What the task asks - Locate every line that holds the string "JSON" and copy it.

Input for this task -
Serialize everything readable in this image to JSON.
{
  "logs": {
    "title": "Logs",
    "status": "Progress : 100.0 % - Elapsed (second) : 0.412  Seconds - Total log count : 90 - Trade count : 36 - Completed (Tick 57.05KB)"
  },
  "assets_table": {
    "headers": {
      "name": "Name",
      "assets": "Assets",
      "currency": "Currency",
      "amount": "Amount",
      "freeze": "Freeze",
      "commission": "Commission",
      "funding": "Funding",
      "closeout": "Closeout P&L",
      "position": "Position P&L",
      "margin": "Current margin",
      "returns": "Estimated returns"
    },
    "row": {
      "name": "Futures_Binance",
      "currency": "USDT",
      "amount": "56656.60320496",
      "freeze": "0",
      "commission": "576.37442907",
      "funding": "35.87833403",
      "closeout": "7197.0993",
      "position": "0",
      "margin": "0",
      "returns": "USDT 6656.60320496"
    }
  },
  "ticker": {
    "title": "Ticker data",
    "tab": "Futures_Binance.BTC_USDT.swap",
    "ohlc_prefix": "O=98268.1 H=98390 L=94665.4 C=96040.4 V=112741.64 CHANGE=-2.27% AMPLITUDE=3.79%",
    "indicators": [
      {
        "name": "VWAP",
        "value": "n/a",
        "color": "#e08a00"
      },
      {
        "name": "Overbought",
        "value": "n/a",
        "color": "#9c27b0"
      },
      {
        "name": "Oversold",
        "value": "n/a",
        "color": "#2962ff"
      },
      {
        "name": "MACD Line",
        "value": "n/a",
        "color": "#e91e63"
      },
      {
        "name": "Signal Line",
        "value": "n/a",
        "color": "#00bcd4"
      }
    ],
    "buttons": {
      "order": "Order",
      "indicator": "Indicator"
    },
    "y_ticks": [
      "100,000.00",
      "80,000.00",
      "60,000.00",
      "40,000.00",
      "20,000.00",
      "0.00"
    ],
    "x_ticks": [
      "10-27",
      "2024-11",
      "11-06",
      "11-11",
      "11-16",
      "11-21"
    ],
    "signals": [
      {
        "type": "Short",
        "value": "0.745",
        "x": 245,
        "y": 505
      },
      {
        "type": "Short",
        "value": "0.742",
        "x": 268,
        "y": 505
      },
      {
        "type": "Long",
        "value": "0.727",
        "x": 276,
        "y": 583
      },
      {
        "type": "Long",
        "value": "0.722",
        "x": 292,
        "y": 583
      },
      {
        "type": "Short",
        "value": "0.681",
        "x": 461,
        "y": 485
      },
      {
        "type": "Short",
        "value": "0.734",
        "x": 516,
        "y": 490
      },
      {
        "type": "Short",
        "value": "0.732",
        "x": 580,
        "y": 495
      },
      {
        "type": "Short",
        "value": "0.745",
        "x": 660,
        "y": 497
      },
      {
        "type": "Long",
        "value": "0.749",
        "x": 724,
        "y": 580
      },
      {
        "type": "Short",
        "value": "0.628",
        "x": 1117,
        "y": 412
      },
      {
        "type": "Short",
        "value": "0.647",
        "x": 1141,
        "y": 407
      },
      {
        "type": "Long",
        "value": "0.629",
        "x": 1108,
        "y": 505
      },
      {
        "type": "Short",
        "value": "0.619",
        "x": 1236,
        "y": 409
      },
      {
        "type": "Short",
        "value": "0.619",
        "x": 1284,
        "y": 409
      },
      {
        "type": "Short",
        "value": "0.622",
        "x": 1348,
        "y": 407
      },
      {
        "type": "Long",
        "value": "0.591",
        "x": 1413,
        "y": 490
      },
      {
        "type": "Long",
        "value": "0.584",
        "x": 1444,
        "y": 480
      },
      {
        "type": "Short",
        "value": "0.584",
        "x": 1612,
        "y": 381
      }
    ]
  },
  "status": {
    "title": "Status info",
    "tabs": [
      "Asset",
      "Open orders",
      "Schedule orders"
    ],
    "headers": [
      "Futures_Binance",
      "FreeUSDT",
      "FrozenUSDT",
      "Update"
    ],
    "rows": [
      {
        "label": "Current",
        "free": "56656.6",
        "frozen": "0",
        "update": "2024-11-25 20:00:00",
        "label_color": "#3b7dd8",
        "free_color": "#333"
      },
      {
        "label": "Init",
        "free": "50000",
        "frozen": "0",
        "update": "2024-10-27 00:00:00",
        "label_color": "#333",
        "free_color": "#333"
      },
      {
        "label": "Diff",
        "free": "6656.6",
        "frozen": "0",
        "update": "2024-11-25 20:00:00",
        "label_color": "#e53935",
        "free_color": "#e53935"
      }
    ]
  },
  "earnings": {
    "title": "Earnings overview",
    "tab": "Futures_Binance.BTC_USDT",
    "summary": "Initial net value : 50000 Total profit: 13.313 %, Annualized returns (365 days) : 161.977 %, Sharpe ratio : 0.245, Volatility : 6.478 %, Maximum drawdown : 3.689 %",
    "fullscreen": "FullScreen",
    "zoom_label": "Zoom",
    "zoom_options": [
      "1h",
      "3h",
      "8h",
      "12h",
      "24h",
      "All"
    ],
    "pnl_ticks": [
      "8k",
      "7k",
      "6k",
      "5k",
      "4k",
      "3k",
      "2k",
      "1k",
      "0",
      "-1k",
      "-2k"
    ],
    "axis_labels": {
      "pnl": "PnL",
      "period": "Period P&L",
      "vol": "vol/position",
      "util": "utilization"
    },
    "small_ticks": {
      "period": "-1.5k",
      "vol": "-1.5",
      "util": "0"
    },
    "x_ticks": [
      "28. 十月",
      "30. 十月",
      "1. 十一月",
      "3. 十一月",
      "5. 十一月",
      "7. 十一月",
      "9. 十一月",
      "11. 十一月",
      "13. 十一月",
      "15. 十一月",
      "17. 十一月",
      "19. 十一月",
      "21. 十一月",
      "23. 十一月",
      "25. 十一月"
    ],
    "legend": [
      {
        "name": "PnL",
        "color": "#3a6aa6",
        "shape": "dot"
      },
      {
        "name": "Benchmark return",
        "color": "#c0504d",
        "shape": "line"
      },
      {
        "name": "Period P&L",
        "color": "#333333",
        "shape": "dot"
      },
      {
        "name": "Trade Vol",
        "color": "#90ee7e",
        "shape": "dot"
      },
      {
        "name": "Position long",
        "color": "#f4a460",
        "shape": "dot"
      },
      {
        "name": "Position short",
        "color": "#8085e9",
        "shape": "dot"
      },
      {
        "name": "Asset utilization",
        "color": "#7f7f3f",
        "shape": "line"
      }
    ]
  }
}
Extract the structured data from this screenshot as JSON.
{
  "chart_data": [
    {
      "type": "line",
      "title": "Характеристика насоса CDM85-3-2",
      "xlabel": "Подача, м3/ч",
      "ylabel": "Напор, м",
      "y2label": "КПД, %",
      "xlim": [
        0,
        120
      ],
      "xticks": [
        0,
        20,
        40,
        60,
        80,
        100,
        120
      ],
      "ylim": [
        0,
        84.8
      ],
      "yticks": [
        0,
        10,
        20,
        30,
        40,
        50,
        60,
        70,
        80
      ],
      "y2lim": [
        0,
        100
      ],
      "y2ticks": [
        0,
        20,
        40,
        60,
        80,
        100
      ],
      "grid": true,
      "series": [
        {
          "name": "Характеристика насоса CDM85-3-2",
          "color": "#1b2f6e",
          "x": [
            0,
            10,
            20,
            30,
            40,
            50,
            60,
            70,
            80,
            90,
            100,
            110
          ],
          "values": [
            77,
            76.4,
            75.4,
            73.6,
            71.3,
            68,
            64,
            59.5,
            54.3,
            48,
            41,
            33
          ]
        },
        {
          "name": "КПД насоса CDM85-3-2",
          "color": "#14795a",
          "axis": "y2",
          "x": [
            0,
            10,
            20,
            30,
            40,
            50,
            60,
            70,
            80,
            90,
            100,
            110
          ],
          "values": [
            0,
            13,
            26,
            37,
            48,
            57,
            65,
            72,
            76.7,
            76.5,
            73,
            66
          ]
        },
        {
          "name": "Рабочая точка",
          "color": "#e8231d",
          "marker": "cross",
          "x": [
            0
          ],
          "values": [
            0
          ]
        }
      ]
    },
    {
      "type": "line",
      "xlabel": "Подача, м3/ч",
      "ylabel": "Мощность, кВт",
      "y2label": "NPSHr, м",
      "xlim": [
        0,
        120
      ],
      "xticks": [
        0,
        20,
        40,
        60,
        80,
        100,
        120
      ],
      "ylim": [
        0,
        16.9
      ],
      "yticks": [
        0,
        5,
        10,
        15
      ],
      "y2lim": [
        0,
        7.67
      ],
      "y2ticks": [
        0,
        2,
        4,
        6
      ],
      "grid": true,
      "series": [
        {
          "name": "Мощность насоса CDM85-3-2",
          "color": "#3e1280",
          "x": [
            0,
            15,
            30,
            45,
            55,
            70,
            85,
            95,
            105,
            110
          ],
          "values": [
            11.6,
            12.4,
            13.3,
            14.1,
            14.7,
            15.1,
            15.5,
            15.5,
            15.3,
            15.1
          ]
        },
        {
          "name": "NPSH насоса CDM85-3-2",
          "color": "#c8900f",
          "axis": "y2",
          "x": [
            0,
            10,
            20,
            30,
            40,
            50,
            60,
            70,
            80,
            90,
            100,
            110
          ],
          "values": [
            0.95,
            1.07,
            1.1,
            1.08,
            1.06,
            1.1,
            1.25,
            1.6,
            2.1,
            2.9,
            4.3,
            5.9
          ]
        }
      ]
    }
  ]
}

Complete answer -
Serialize everything readable in this image to JSON.
Extract the structured data from this screenshot as JSON.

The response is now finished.